AIM: Return all lines with the word "icon" in them.

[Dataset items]
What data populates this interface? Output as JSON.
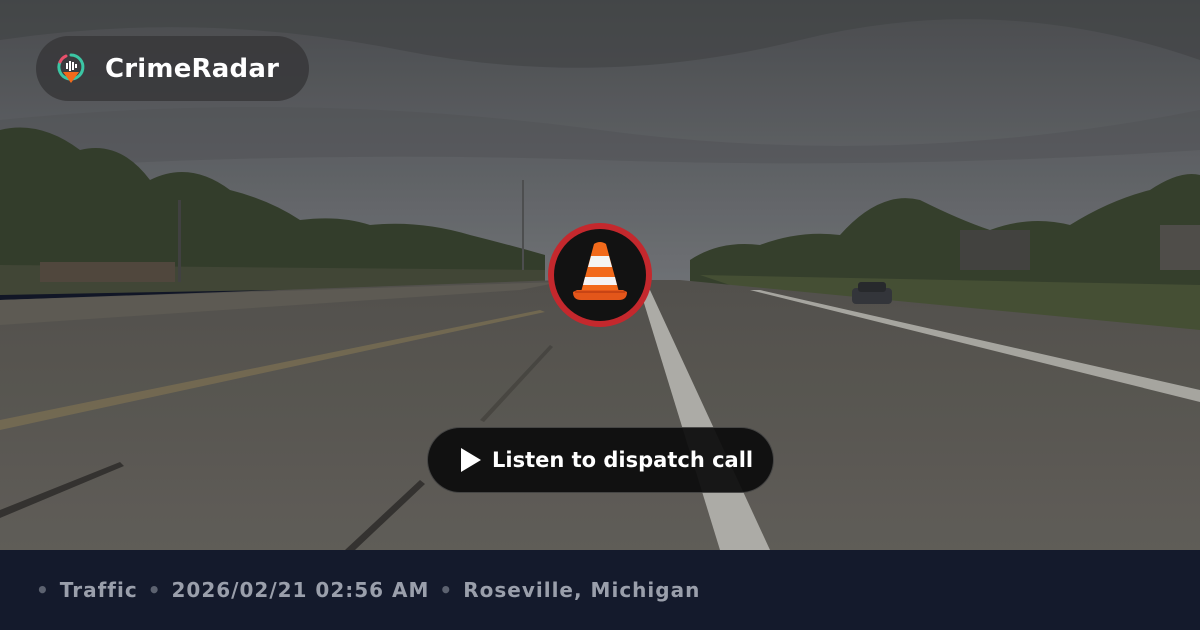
{
  "brand": {
    "name": "CrimeRadar",
    "logo_icon": "radar-pin-icon"
  },
  "incident": {
    "category_icon": "traffic-cone-icon",
    "category": "Traffic",
    "datetime": "2026/02/21 02:56 AM",
    "location": "Roseville, Michigan",
    "separator": "•"
  },
  "player": {
    "label": "Listen to dispatch call",
    "icon": "play-icon"
  },
  "colors": {
    "badge_ring": "#c4282d",
    "info_bar_bg": "#141a2c",
    "cone_orange": "#f26a1b"
  }
}
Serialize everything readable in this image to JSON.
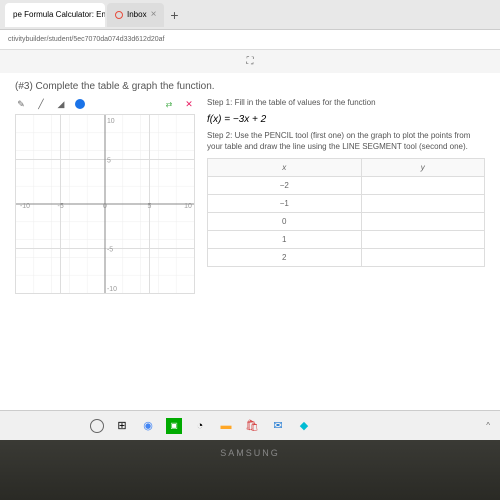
{
  "browser": {
    "tabs": [
      {
        "title": "pe Formula Calculator: Enter",
        "active": true
      },
      {
        "title": "Inbox",
        "active": false
      }
    ],
    "url": "ctivitybuilder/student/5ec7070da074d33d612d20af"
  },
  "page": {
    "title": "(#3) Complete the table & graph the function.",
    "step1": "Step 1: Fill in the table of values for the function",
    "formula": "f(x) = −3x + 2",
    "step2": "Step 2: Use the PENCIL tool (first one) on the graph to plot the points from your table and draw the line using the LINE SEGMENT tool (second one)."
  },
  "chart_data": {
    "type": "table",
    "columns": [
      "x",
      "y"
    ],
    "rows": [
      {
        "x": "−2",
        "y": ""
      },
      {
        "x": "−1",
        "y": ""
      },
      {
        "x": "0",
        "y": ""
      },
      {
        "x": "1",
        "y": ""
      },
      {
        "x": "2",
        "y": ""
      }
    ],
    "graph": {
      "xlim": [
        -10,
        10
      ],
      "ylim": [
        -10,
        10
      ],
      "xticks": [
        -10,
        -5,
        0,
        5,
        10
      ],
      "yticks": [
        -10,
        -5,
        5,
        10
      ]
    }
  },
  "taskbar": {
    "caret": "^"
  },
  "laptop": {
    "brand": "SAMSUNG"
  }
}
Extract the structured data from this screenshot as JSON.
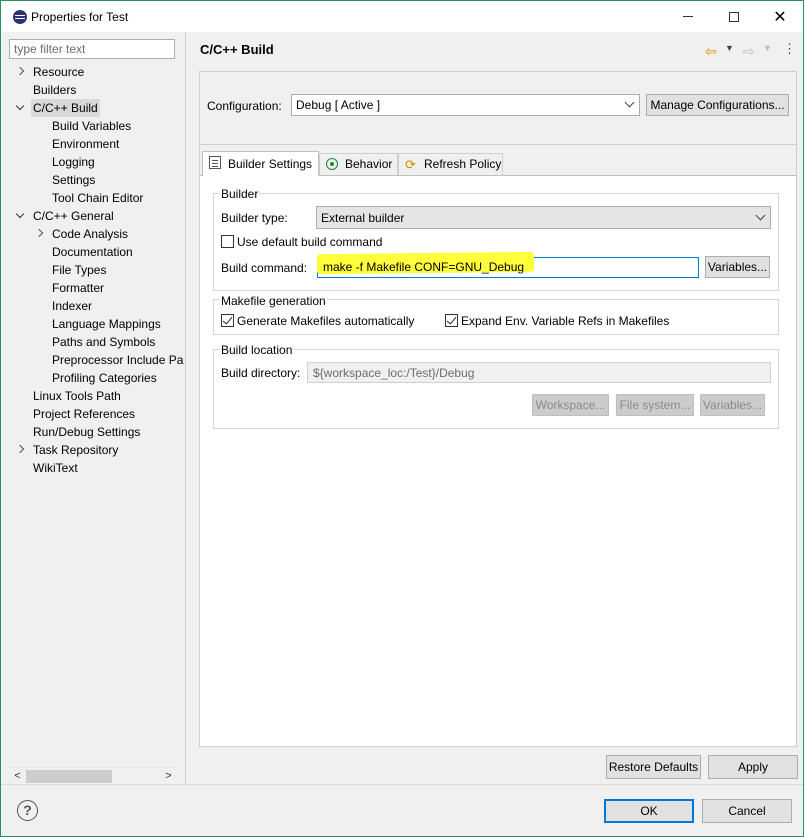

RIGHT ANSWER:
    "logo_icon": "radar-pin-icon"
    "category_icon": "traffic-cone-icon",
    "icon": "play-icon"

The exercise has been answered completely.